Review the material line by line. Identify and copy every line that contains the string "name".

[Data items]
⁂
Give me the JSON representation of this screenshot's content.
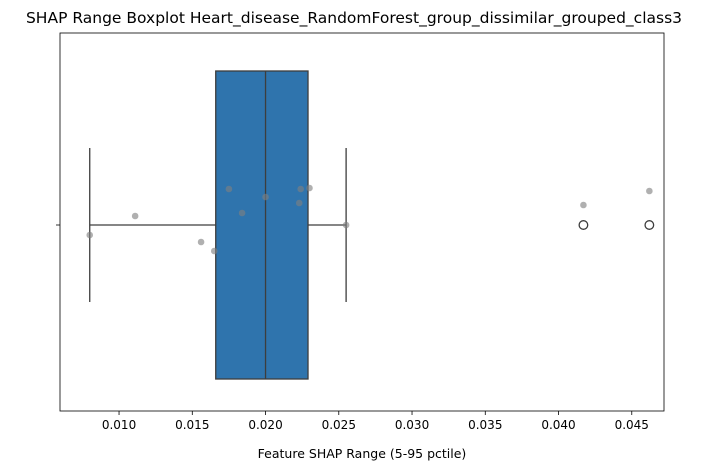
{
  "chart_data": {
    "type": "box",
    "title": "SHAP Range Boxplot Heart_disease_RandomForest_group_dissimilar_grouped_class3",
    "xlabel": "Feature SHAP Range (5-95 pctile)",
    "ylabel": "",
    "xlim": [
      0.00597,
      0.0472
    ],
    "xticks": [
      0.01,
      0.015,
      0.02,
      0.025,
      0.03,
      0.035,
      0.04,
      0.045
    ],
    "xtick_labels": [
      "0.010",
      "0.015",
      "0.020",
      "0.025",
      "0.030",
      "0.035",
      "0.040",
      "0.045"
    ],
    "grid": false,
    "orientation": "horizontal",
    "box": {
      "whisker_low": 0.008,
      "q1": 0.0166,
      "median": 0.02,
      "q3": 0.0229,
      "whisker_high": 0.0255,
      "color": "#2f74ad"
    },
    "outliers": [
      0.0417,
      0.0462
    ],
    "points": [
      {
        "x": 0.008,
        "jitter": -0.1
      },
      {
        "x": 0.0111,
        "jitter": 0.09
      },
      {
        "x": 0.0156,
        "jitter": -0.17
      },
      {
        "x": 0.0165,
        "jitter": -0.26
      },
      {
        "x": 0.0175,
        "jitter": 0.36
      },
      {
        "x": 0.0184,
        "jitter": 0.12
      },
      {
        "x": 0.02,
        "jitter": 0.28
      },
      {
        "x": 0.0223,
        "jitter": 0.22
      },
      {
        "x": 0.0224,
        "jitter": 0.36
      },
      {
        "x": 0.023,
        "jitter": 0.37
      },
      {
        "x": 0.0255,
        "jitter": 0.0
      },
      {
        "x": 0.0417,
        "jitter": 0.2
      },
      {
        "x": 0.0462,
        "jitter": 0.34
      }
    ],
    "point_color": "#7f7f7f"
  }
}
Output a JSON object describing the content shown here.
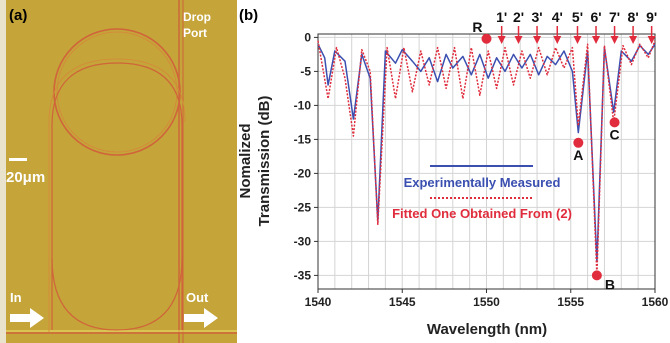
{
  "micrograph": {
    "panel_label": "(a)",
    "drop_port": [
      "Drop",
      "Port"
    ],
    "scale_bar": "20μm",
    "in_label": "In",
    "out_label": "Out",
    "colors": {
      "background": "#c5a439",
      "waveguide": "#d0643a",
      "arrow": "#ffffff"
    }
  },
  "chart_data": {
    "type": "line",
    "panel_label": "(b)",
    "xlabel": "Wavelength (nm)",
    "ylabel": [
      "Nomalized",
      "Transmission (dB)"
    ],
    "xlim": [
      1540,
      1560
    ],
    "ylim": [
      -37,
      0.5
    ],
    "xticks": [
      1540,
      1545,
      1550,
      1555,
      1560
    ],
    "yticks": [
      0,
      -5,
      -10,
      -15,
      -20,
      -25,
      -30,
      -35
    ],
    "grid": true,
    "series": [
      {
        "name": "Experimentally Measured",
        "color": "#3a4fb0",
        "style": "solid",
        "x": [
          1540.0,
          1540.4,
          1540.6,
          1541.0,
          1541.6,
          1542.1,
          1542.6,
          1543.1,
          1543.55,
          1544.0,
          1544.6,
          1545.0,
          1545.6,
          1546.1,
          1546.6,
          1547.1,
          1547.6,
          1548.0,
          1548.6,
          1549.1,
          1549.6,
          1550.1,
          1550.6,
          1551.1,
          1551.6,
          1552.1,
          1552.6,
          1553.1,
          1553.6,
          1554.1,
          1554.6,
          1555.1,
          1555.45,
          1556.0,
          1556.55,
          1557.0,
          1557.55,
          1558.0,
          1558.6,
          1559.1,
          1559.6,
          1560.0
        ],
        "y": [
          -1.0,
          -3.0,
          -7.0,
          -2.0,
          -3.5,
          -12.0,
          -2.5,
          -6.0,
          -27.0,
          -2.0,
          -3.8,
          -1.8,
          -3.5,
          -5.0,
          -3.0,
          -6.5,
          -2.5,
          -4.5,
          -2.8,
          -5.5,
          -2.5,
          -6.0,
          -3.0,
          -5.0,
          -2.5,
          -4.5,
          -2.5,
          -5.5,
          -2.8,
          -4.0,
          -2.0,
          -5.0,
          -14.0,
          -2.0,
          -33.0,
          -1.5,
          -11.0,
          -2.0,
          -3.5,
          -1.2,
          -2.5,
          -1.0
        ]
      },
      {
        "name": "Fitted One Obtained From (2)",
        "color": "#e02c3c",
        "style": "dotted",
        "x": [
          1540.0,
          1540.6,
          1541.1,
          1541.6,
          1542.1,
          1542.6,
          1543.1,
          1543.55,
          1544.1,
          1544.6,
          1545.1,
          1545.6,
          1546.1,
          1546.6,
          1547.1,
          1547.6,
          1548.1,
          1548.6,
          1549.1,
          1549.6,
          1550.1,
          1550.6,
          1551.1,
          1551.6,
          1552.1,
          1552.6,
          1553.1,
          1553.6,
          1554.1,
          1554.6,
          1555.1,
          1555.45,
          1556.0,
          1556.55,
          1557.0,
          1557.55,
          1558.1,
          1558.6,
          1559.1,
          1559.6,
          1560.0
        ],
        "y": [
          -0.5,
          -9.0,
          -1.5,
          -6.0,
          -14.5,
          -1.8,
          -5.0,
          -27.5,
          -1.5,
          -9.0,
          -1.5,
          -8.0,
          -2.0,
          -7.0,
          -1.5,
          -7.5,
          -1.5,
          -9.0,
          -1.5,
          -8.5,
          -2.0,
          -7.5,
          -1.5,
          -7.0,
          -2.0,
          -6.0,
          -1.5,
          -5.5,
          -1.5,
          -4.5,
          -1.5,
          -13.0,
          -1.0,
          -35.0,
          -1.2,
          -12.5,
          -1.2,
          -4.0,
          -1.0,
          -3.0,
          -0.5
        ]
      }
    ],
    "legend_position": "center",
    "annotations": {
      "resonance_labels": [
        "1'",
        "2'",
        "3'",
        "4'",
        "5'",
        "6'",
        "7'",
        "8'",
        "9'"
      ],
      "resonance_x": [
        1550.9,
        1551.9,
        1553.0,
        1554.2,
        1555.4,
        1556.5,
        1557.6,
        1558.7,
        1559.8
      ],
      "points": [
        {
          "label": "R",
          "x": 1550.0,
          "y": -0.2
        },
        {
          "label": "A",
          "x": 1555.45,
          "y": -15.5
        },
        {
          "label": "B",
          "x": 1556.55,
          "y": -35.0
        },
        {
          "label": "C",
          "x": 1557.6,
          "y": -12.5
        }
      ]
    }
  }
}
⁂
#### FINISHED EXERCISE:
        "name": "Experimentally Measured",
        "name": "Fitted One Obtained From (2)",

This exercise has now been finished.